## TASK
Would you output all the lines below precisely as they stand, leaving each picture out?

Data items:
....
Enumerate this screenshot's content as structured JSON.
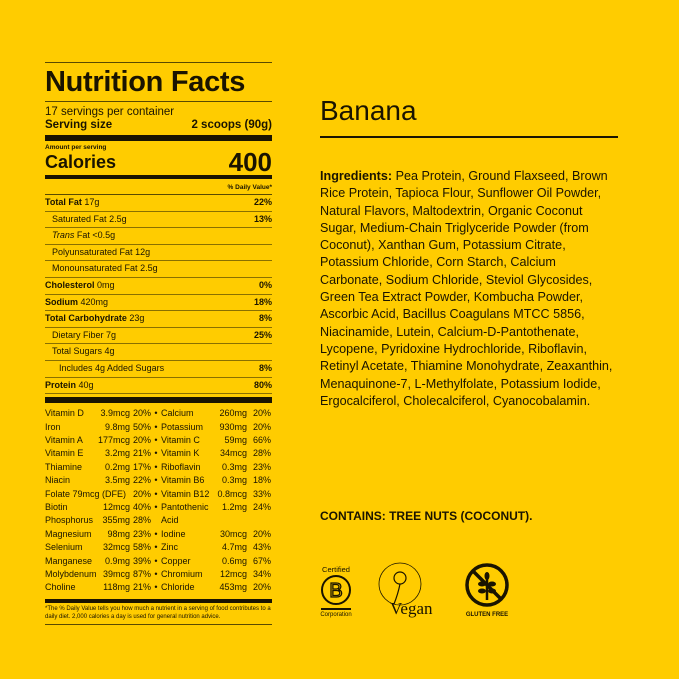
{
  "label": {
    "title": "Nutrition Facts",
    "servings": "17 servings per container",
    "serving_size_label": "Serving size",
    "serving_size_value": "2 scoops (90g)",
    "amount_per_serving": "Amount per serving",
    "calories_label": "Calories",
    "calories_value": "400",
    "dv_header": "% Daily Value*",
    "nutrients": [
      {
        "name": "Total Fat",
        "amount": "17g",
        "dv": "22%",
        "bold": true,
        "indent": 0
      },
      {
        "name": "Saturated Fat",
        "amount": "2.5g",
        "dv": "13%",
        "bold": false,
        "indent": 1
      },
      {
        "name": "Trans",
        "amount": "Fat <0.5g",
        "dv": "",
        "bold": false,
        "indent": 1,
        "italic": true
      },
      {
        "name": "Polyunsaturated Fat",
        "amount": "12g",
        "dv": "",
        "bold": false,
        "indent": 1
      },
      {
        "name": "Monounsaturated Fat",
        "amount": "2.5g",
        "dv": "",
        "bold": false,
        "indent": 1
      },
      {
        "name": "Cholesterol",
        "amount": "0mg",
        "dv": "0%",
        "bold": true,
        "indent": 0
      },
      {
        "name": "Sodium",
        "amount": "420mg",
        "dv": "18%",
        "bold": true,
        "indent": 0
      },
      {
        "name": "Total Carbohydrate",
        "amount": "23g",
        "dv": "8%",
        "bold": true,
        "indent": 0
      },
      {
        "name": "Dietary Fiber",
        "amount": "7g",
        "dv": "25%",
        "bold": false,
        "indent": 1
      },
      {
        "name": "Total Sugars",
        "amount": "4g",
        "dv": "",
        "bold": false,
        "indent": 1
      },
      {
        "name": "Includes 4g Added Sugars",
        "amount": "",
        "dv": "8%",
        "bold": false,
        "indent": 2
      },
      {
        "name": "Protein",
        "amount": "40g",
        "dv": "80%",
        "bold": true,
        "indent": 0
      }
    ],
    "vitamins": [
      [
        [
          "Vitamin D",
          "3.9mcg",
          "20%"
        ],
        [
          "Calcium",
          "260mg",
          "20%"
        ]
      ],
      [
        [
          "Iron",
          "9.8mg",
          "50%"
        ],
        [
          "Potassium",
          "930mg",
          "20%"
        ]
      ],
      [
        [
          "Vitamin A",
          "177mcg",
          "20%"
        ],
        [
          "Vitamin C",
          "59mg",
          "66%"
        ]
      ],
      [
        [
          "Vitamin E",
          "3.2mg",
          "21%"
        ],
        [
          "Vitamin K",
          "34mcg",
          "28%"
        ]
      ],
      [
        [
          "Thiamine",
          "0.2mg",
          "17%"
        ],
        [
          "Riboflavin",
          "0.3mg",
          "23%"
        ]
      ],
      [
        [
          "Niacin",
          "3.5mg",
          "22%"
        ],
        [
          "Vitamin B6",
          "0.3mg",
          "18%"
        ]
      ],
      [
        [
          "Folate",
          "79mcg (DFE)",
          "20%"
        ],
        [
          "Vitamin B12",
          "0.8mcg",
          "33%"
        ]
      ],
      [
        [
          "Biotin",
          "12mcg",
          "40%"
        ],
        [
          "Pantothenic",
          "1.2mg",
          "24%"
        ]
      ],
      [
        [
          "Phosphorus",
          "355mg",
          "28%"
        ],
        [
          "Acid",
          "",
          ""
        ]
      ],
      [
        [
          "Magnesium",
          "98mg",
          "23%"
        ],
        [
          "Iodine",
          "30mcg",
          "20%"
        ]
      ],
      [
        [
          "Selenium",
          "32mcg",
          "58%"
        ],
        [
          "Zinc",
          "4.7mg",
          "43%"
        ]
      ],
      [
        [
          "Manganese",
          "0.9mg",
          "39%"
        ],
        [
          "Copper",
          "0.6mg",
          "67%"
        ]
      ],
      [
        [
          "Molybdenum",
          "39mcg",
          "87%"
        ],
        [
          "Chromium",
          "12mcg",
          "34%"
        ]
      ],
      [
        [
          "Choline",
          "118mg",
          "21%"
        ],
        [
          "Chloride",
          "453mg",
          "20%"
        ]
      ]
    ],
    "footnote": "*The % Daily Value tells you how much a nutrient in a serving of food contributes to a daily diet. 2,000 calories a day is used for general nutrition advice."
  },
  "flavor": "Banana",
  "ingredients_label": "Ingredients:",
  "ingredients": "Pea Protein, Ground Flaxseed, Brown Rice Protein, Tapioca Flour, Sunflower Oil Powder, Natural Flavors, Maltodextrin, Organic Coconut Sugar, Medium-Chain Triglyceride Powder (from Coconut), Xanthan Gum, Potassium Citrate, Potassium Chloride, Corn Starch, Calcium Carbonate, Sodium Chloride, Steviol Glycosides, Green Tea Extract Powder, Kombucha Powder, Ascorbic Acid, Bacillus Coagulans MTCC 5856, Niacinamide, Lutein, Calcium-D-Pantothenate, Lycopene, Pyridoxine Hydrochloride, Riboflavin, Retinyl Acetate, Thiamine Monohydrate, Zeaxanthin, Menaquinone-7, L-Methylfolate, Potassium Iodide, Ergocalciferol, Cholecalciferol, Cyanocobalamin.",
  "contains": "CONTAINS: TREE NUTS (COCONUT).",
  "badges": {
    "bcorp_top": "Certified",
    "bcorp_bottom": "Corporation",
    "vegan": "Vegan",
    "gluten": "GLUTEN FREE"
  },
  "colors": {
    "background": "#FFCC00",
    "ink": "#1a1400"
  }
}
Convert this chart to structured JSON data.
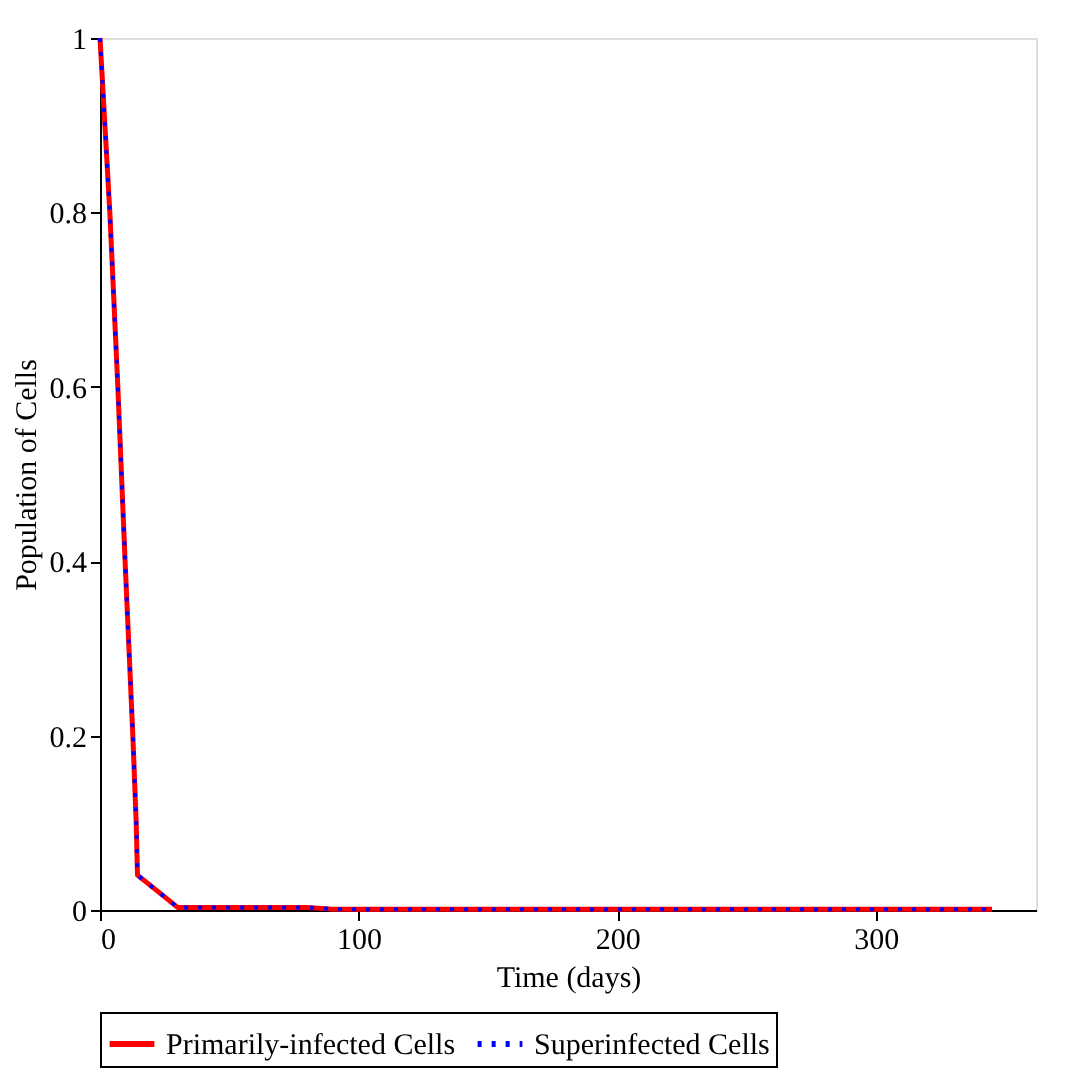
{
  "chart_data": {
    "type": "line",
    "xlabel": "Time (days)",
    "ylabel": "Population of Cells",
    "x": [
      0,
      3.8,
      6.9,
      9.7,
      12.7,
      14,
      14.5,
      25,
      30,
      80,
      90,
      345
    ],
    "series": [
      {
        "name": "Primarily-infected Cells",
        "color": "#ff0000",
        "line_style": "solid",
        "values": [
          1,
          0.8,
          0.6,
          0.4,
          0.2,
          0.1,
          0.04,
          0.015,
          0.003,
          0.003,
          0.001,
          0.001
        ]
      },
      {
        "name": "Superinfected Cells",
        "color": "#0000ff",
        "line_style": "dotted",
        "values": [
          1,
          0.8,
          0.6,
          0.4,
          0.2,
          0.1,
          0.04,
          0.015,
          0.003,
          0.003,
          0.001,
          0.001
        ]
      }
    ],
    "xlim": [
      0,
      362
    ],
    "xticks": [
      0,
      100,
      200,
      300
    ],
    "ylim": [
      0,
      1
    ],
    "yticks": [
      0,
      0.2,
      0.4,
      0.6,
      0.8,
      1
    ],
    "grid": false,
    "legend": "bottom",
    "marker": "none"
  }
}
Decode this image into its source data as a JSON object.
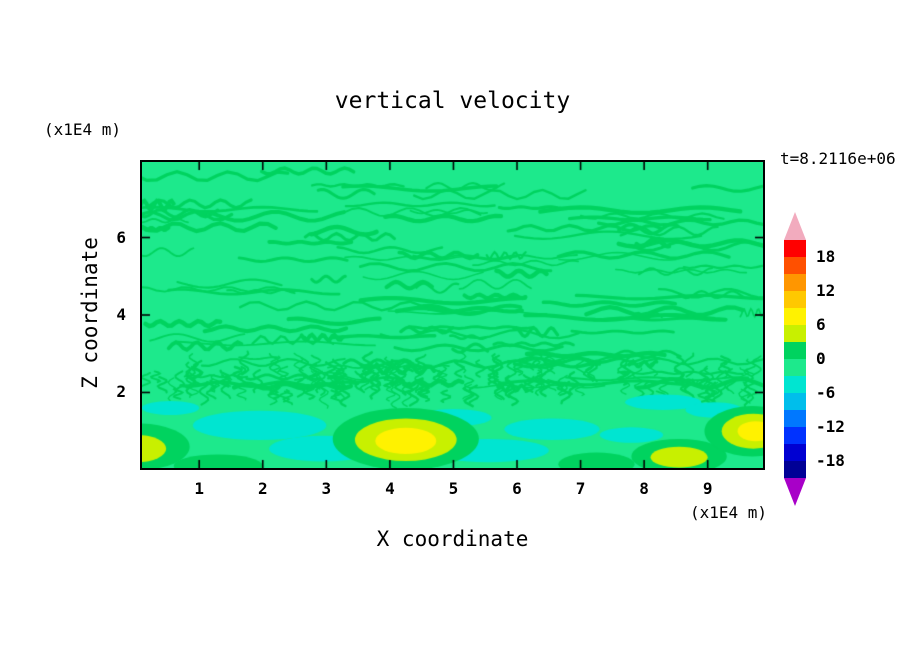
....
## RESPONSE BELOW
Enumerate this screenshot's content as structured JSON.
{
  "label": {
    "title": "Nutrition Facts",
    "servings": "17 servings per container",
    "serving_size_label": "Serving size",
    "serving_size_value": "2 scoops (90g)",
    "amount_per_serving": "Amount per serving",
    "calories_label": "Calories",
    "calories_value": "400",
    "dv_header": "% Daily Value*",
    "nutrients": [
      {
        "name": "Total Fat",
        "amount": "17g",
        "dv": "22%",
        "bold": true,
        "indent": 0
      },
      {
        "name": "Saturated Fat",
        "amount": "2.5g",
        "dv": "13%",
        "bold": false,
        "indent": 1
      },
      {
        "name": "Trans",
        "amount": "Fat <0.5g",
        "dv": "",
        "bold": false,
        "indent": 1,
        "italic": true
      },
      {
        "name": "Polyunsaturated Fat",
        "amount": "12g",
        "dv": "",
        "bold": false,
        "indent": 1
      },
      {
        "name": "Monounsaturated Fat",
        "amount": "2.5g",
        "dv": "",
        "bold": false,
        "indent": 1
      },
      {
        "name": "Cholesterol",
        "amount": "0mg",
        "dv": "0%",
        "bold": true,
        "indent": 0
      },
      {
        "name": "Sodium",
        "amount": "420mg",
        "dv": "18%",
        "bold": true,
        "indent": 0
      },
      {
        "name": "Total Carbohydrate",
        "amount": "23g",
        "dv": "8%",
        "bold": true,
        "indent": 0
      },
      {
        "name": "Dietary Fiber",
        "amount": "7g",
        "dv": "25%",
        "bold": false,
        "indent": 1
      },
      {
        "name": "Total Sugars",
        "amount": "4g",
        "dv": "",
        "bold": false,
        "indent": 1
      },
      {
        "name": "Includes 4g Added Sugars",
        "amount": "",
        "dv": "8%",
        "bold": false,
        "indent": 2
      },
      {
        "name": "Protein",
        "amount": "40g",
        "dv": "80%",
        "bold": true,
        "indent": 0
      }
    ],
    "vitamins": [
      [
        [
          "Vitamin D",
          "3.9mcg",
          "20%"
        ],
        [
          "Calcium",
          "260mg",
          "20%"
        ]
      ],
      [
        [
          "Iron",
          "9.8mg",
          "50%"
        ],
        [
          "Potassium",
          "930mg",
          "20%"
        ]
      ],
      [
        [
          "Vitamin A",
          "177mcg",
          "20%"
        ],
        [
          "Vitamin C",
          "59mg",
          "66%"
        ]
      ],
      [
        [
          "Vitamin E",
          "3.2mg",
          "21%"
        ],
        [
          "Vitamin K",
          "34mcg",
          "28%"
        ]
      ],
      [
        [
          "Thiamine",
          "0.2mg",
          "17%"
        ],
        [
          "Riboflavin",
          "0.3mg",
          "23%"
        ]
      ],
      [
        [
          "Niacin",
          "3.5mg",
          "22%"
        ],
        [
          "Vitamin B6",
          "0.3mg",
          "18%"
        ]
      ],
      [
        [
          "Folate",
          "79mcg (DFE)",
          "20%"
        ],
        [
          "Vitamin B12",
          "0.8mcg",
          "33%"
        ]
      ],
      [
        [
          "Biotin",
          "12mcg",
          "40%"
        ],
        [
          "Pantothenic",
          "1.2mg",
          "24%"
        ]
      ],
      [
        [
          "Phosphorus",
          "355mg",
          "28%"
        ],
        [
          "Acid",
          "",
          ""
        ]
      ],
      [
        [
          "Magnesium",
          "98mg",
          "23%"
        ],
        [
          "Iodine",
          "30mcg",
          "20%"
        ]
      ],
      [
        [
          "Selenium",
          "32mcg",
          "58%"
        ],
        [
          "Zinc",
          "4.7mg",
          "43%"
        ]
      ],
      [
        [
          "Manganese",
          "0.9mg",
          "39%"
        ],
        [
          "Copper",
          "0.6mg",
          "67%"
        ]
      ],
      [
        [
          "Molybdenum",
          "39mcg",
          "87%"
        ],
        [
          "Chromium",
          "12mcg",
          "34%"
        ]
      ],
      [
        [
          "Choline",
          "118mg",
          "21%"
        ],
        [
          "Chloride",
          "453mg",
          "20%"
        ]
      ]
    ],
    "footnote": "*The % Daily Value tells you how much a nutrient in a serving of food contributes to a daily diet. 2,000 calories a day is used for general nutrition advice."
  },
  "flavor": "Banana",
  "ingredients_label": "Ingredients:",
  "ingredients": "Pea Protein, Ground Flaxseed, Brown Rice Protein, Tapioca Flour, Sunflower Oil Powder, Natural Flavors, Maltodextrin, Organic Coconut Sugar, Medium-Chain Triglyceride Powder (from Coconut), Xanthan Gum, Potassium Citrate, Potassium Chloride, Corn Starch, Calcium Carbonate, Sodium Chloride, Steviol Glycosides, Green Tea Extract Powder, Kombucha Powder, Ascorbic Acid, Bacillus Coagulans MTCC 5856, Niacinamide, Lutein, Calcium-D-Pantothenate, Lycopene, Pyridoxine Hydrochloride, Riboflavin, Retinyl Acetate, Thiamine Monohydrate, Zeaxanthin, Menaquinone-7, L-Methylfolate, Potassium Iodide, Ergocalciferol, Cholecalciferol, Cyanocobalamin.",
  "contains": "CONTAINS: TREE NUTS (COCONUT).",
  "badges": {
    "bcorp_top": "Certified",
    "bcorp_bottom": "Corporation",
    "vegan": "Vegan",
    "gluten": "GLUTEN FREE"
  },
  "colors": {
    "background": "#FFCC00",
    "ink": "#1a1400"
  }
}
Convert this chart to structured JSON data.
{
  "chart_data": {
    "type": "line",
    "xlabel": "Time (days)",
    "ylabel": "Population of Cells",
    "x": [
      0,
      3.8,
      6.9,
      9.7,
      12.7,
      14,
      14.5,
      25,
      30,
      80,
      90,
      345
    ],
    "series": [
      {
        "name": "Primarily-infected Cells",
        "color": "#ff0000",
        "line_style": "solid",
        "values": [
          1,
          0.8,
          0.6,
          0.4,
          0.2,
          0.1,
          0.04,
          0.015,
          0.003,
          0.003,
          0.001,
          0.001
        ]
      },
      {
        "name": "Superinfected Cells",
        "color": "#0000ff",
        "line_style": "dotted",
        "values": [
          1,
          0.8,
          0.6,
          0.4,
          0.2,
          0.1,
          0.04,
          0.015,
          0.003,
          0.003,
          0.001,
          0.001
        ]
      }
    ],
    "xlim": [
      0,
      362
    ],
    "xticks": [
      0,
      100,
      200,
      300
    ],
    "ylim": [
      0,
      1
    ],
    "yticks": [
      0,
      0.2,
      0.4,
      0.6,
      0.8,
      1
    ],
    "grid": false,
    "legend": "bottom",
    "marker": "none"
  }
}
Decode this image into its source data as a JSON object.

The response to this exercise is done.